- _WRITTEN PROBLEM_: Say how many lines contain "face", using only the number.

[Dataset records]
■ ■ ■

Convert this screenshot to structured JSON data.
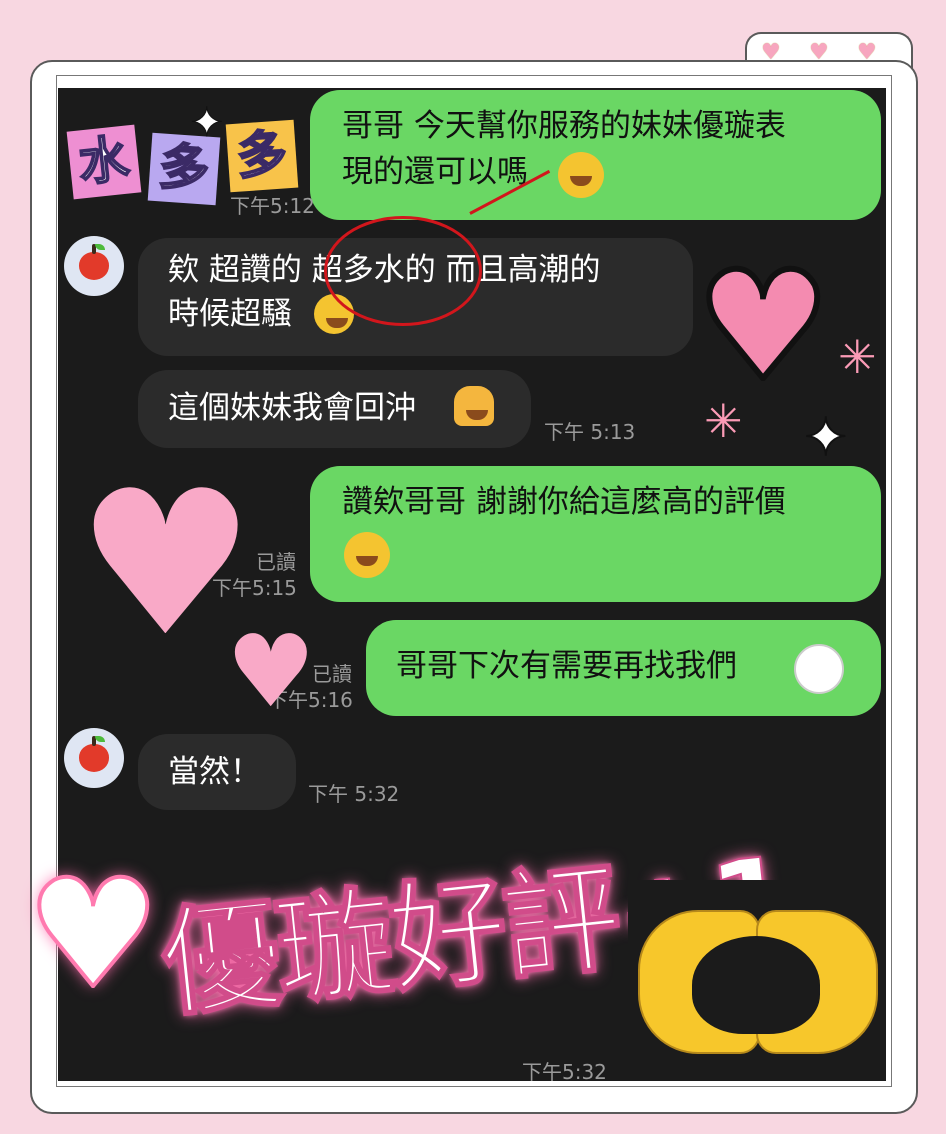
{
  "tab_hearts": [
    "♥",
    "♥",
    "♥"
  ],
  "stickers": {
    "tag_chars": [
      "水",
      "多",
      "多"
    ],
    "headline": "優璇好評+1"
  },
  "messages": [
    {
      "side": "right",
      "text_lines": [
        "哥哥 今天幫你服務的妹妹優璇表",
        "現的還可以嗎"
      ],
      "emoji": "crying-face",
      "time": "下午5:12"
    },
    {
      "side": "left",
      "text_lines": [
        "欸 超讚的 超多水的 而且高潮的",
        "時候超騷"
      ],
      "emoji": "laughing-face"
    },
    {
      "side": "left",
      "text_lines": [
        "這個妹妹我會回沖"
      ],
      "emoji": "thumbs-up",
      "time": "下午 5:13"
    },
    {
      "side": "right",
      "text_lines": [
        "讚欸哥哥 謝謝你給這麼高的評價"
      ],
      "emoji": "crying-face",
      "read": "已讀",
      "time": "下午5:15"
    },
    {
      "side": "right",
      "text_lines": [
        "哥哥下次有需要再找我們"
      ],
      "emoji": "pleading-face",
      "read": "已讀",
      "time": "下午5:16"
    },
    {
      "side": "left",
      "text_lines": [
        "當然！"
      ],
      "time": "下午 5:32"
    }
  ],
  "last_time": "下午5:32",
  "colors": {
    "bubble_green": "#6ad764",
    "bubble_grey": "#2b2b2b",
    "background": "#1b1b1b",
    "annotation_red": "#d2161c"
  }
}
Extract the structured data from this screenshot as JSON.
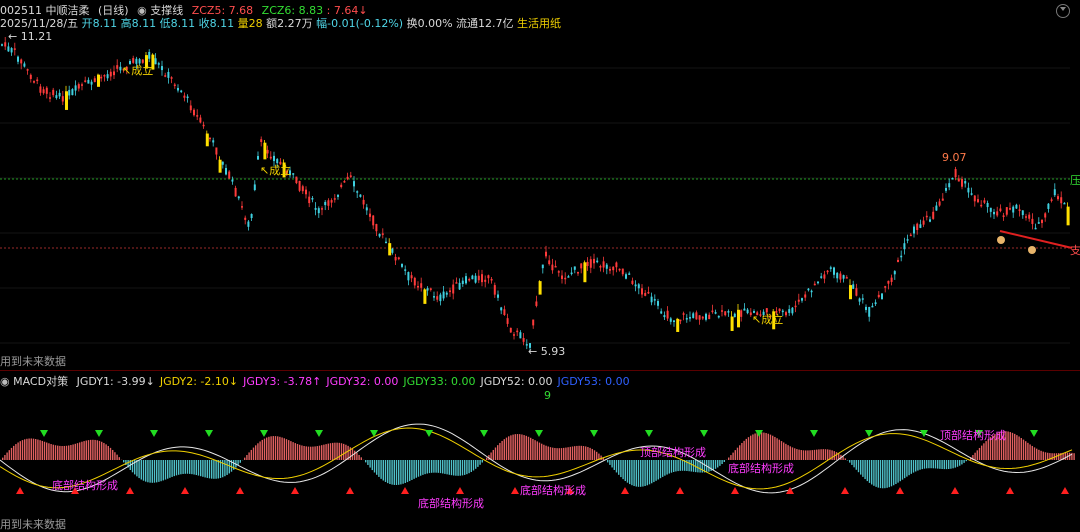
{
  "header": {
    "code": "002511",
    "name": "中顺洁柔",
    "period": "(日线)",
    "indicator": "支撑线",
    "zcz5_label": "ZCZ5:",
    "zcz5_val": "7.68",
    "zcz6_label": "ZCZ6:",
    "zcz6_val": "8.83",
    "sep": ":",
    "third_val": "7.64",
    "arrow": "↓"
  },
  "quote": {
    "date": "2025/11/28/五",
    "open": "开8.11",
    "high": "高8.11",
    "low": "低8.11",
    "close": "收8.11",
    "volume": "量28",
    "amount": "额2.27万",
    "change": "幅-0.01(-0.12%)",
    "turnover": "换0.00%",
    "float": "流通12.7亿",
    "sector": "生活用纸"
  },
  "main_chart": {
    "high_label": "11.21",
    "low_label": "5.93",
    "peak_label": "9.07",
    "signal_text": "成立",
    "future_note": "用到未来数据",
    "right_labels": [
      "压",
      "支"
    ],
    "colors": {
      "up": "#ff3b3b",
      "down": "#3fd0e0",
      "signal": "#ffe000",
      "resist": "#22aa22",
      "support": "#bb3333"
    }
  },
  "indicator": {
    "title": "MACD对策",
    "items": [
      {
        "label": "JGDY1: -3.99",
        "arrow": "↓",
        "color": "#d9d9d9"
      },
      {
        "label": "JGDY2: -2.10",
        "arrow": "↓",
        "color": "#f0d000"
      },
      {
        "label": "JGDY3: -3.78",
        "arrow": "↑",
        "color": "#ff3dff"
      },
      {
        "label": "JGDY32: 0.00",
        "arrow": "",
        "color": "#ff3dff"
      },
      {
        "label": "JGDY33: 0.00",
        "arrow": "",
        "color": "#33dd33"
      },
      {
        "label": "JGDY52: 0.00",
        "arrow": "",
        "color": "#d9d9d9"
      },
      {
        "label": "JGDY53: 0.00",
        "arrow": "",
        "color": "#2f60ff"
      }
    ],
    "texts": [
      "底部结构形成",
      "顶部结构形成"
    ],
    "nine": "9",
    "future_note": "用到未来数据"
  }
}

■ ■ ■

- _FULL OUTPUT_: 4